* **GIVEN TEXT**
--- --- ---
This gets back to my initial point: the over-reliance on internally-generated scouting reports vs. the freely available information.  Completeness.  An internal report is not an internal report if the person responsible for the report doesn’t come to a bottom line conclusion on the player.  At that point, the decision-makers will evaluate the player on film, and compare their findings to the internal report, all while putting together the big board.  What happens a lot, particularly with underclassman, is that based on a few games (for guys that have only played a year or two), you’re either going to get a positive or negative internal report, followed by a positive or negative grade from the people who will be in the war room.  The higher picks are going to be the ones who get the positive-positive reviews.  Those are the players who are liked by “the organization”, with limited internal dissent.

Limited.  Internal.  Dissent.  This is the common thread with ALL picks who eventually bust.  Positive-positive grades imply that a first-round prospect is a can’t miss.  Sometimes, though, there will be suggestions in the freely available record.  Want proof?  Let’s look at NYJ LB Vernon Gholston’s (2 years, 11 tackles, 0 sacks) college career.

What Scouts See

2006 OSU 47 21 26 0 8 0 0 1 8 0
2007 OSU 37 25 12 0 14 0 0 0 0 0

SACKS = boldface, SOLO TACKLES = Underlined

The Bigger Picture

2005 – no production

2006 OSU 47 21 26 0 8 0 0 1 8 0
2007 OSU 37 25 12 0 14 0 0 0 0 0

2008 – no production (left school for NFL draft)
--- --- ---
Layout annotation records
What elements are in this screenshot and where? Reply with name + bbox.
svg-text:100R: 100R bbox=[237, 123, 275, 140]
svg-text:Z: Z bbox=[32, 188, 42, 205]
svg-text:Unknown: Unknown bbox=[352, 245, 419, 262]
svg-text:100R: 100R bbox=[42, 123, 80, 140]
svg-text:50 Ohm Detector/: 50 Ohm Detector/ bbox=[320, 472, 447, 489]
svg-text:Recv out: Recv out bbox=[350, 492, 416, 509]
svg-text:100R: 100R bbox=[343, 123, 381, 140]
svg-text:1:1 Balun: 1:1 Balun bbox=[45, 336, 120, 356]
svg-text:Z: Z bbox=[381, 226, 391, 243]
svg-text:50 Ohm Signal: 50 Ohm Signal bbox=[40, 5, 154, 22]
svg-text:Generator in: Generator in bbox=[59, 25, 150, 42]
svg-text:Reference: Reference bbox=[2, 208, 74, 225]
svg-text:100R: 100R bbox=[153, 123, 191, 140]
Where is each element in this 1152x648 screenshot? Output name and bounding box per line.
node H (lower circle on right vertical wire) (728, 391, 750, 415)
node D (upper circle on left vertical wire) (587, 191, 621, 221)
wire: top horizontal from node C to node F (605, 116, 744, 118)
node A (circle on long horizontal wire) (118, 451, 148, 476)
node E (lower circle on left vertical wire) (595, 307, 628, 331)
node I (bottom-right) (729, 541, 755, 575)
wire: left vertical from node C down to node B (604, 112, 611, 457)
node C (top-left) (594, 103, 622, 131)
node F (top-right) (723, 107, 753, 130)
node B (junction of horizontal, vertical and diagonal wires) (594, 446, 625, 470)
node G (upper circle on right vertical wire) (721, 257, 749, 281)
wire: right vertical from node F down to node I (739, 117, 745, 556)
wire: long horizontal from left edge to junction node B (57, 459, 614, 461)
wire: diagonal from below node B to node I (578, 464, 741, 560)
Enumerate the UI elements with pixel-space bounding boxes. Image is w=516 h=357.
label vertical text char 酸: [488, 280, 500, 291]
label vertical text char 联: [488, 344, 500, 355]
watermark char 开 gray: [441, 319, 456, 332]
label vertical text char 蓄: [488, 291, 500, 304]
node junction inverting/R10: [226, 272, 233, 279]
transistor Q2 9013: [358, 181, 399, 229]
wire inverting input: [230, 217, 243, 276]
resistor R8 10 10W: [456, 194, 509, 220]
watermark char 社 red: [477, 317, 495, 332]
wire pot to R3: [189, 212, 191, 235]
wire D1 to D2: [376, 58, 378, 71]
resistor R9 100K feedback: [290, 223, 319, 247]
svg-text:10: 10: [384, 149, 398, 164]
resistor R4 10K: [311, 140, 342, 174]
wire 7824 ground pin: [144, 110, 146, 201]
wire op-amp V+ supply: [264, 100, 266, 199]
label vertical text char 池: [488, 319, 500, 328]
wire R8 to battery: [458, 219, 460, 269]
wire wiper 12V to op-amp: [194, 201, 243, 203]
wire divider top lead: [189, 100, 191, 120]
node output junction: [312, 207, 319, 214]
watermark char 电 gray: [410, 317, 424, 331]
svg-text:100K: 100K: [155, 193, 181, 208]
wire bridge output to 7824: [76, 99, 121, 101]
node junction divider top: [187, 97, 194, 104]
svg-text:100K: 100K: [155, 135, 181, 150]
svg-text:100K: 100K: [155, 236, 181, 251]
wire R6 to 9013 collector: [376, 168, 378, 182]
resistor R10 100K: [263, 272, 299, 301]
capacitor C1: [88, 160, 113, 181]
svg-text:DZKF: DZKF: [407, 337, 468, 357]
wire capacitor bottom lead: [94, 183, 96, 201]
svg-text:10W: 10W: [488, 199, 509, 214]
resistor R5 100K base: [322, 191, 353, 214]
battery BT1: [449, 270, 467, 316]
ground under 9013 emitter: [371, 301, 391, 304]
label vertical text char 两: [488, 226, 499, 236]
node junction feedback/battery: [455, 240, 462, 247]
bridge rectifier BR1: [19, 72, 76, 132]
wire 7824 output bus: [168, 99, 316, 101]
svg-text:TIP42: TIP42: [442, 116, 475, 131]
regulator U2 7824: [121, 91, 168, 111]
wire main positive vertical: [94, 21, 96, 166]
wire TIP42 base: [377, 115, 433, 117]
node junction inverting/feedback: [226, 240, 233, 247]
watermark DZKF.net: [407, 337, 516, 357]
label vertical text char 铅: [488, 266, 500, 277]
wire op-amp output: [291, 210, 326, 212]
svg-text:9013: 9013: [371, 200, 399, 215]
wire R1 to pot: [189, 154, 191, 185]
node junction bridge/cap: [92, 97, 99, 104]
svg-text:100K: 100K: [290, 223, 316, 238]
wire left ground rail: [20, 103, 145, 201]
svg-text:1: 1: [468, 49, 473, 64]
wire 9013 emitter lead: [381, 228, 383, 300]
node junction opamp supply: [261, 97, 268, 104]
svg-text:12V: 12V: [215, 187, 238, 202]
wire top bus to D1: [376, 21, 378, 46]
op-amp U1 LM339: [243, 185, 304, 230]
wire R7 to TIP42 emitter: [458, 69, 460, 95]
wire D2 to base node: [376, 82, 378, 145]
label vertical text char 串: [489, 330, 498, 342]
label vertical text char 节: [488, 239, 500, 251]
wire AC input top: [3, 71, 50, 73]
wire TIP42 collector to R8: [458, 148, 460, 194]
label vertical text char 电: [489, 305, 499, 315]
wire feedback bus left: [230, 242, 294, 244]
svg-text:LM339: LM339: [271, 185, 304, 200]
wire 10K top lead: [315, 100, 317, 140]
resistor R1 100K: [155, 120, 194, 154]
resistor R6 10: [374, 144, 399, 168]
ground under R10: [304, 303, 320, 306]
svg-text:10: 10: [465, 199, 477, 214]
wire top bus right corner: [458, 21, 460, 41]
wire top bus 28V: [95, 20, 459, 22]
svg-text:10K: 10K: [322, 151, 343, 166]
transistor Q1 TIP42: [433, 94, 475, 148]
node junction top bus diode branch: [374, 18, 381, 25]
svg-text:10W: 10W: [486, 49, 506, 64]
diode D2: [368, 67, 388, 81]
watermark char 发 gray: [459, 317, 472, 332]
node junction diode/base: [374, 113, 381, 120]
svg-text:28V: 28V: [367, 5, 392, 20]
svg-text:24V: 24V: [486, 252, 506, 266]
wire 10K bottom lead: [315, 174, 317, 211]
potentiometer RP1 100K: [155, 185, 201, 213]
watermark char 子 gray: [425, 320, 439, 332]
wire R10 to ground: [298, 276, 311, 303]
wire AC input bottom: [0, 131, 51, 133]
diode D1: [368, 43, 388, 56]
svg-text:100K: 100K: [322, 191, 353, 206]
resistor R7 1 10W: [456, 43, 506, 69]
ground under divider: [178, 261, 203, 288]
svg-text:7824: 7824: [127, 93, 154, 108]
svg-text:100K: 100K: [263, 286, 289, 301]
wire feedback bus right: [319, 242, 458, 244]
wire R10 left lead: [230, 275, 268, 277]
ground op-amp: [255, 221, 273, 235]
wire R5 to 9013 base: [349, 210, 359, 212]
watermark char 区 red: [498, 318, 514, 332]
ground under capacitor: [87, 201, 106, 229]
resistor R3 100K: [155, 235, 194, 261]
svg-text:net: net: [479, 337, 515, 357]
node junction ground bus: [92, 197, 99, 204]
--- --- ---
* **CHALLENGE 1**
In the draft scouting text, what is the common thread with all picks who eventually bust?
* **CHALLENGE 2**
Reproduce the stretch of the draft scouting text from "SACKS = boldface, SOLO" through "for NFL draft)".

* **EXERCISE RESULT 1**
Limited internal dissent.

* **EXERCISE RESULT 2**
SACKS = boldface, SOLO TACKLES = Underlined

The Bigger Picture

2005 – no production

2006 OSU 47 21 26 0 8 0 0 1 8 0
2007 OSU 37 25 12 0 14 0 0 0 0 0

2008 – no production (left school for NFL draft)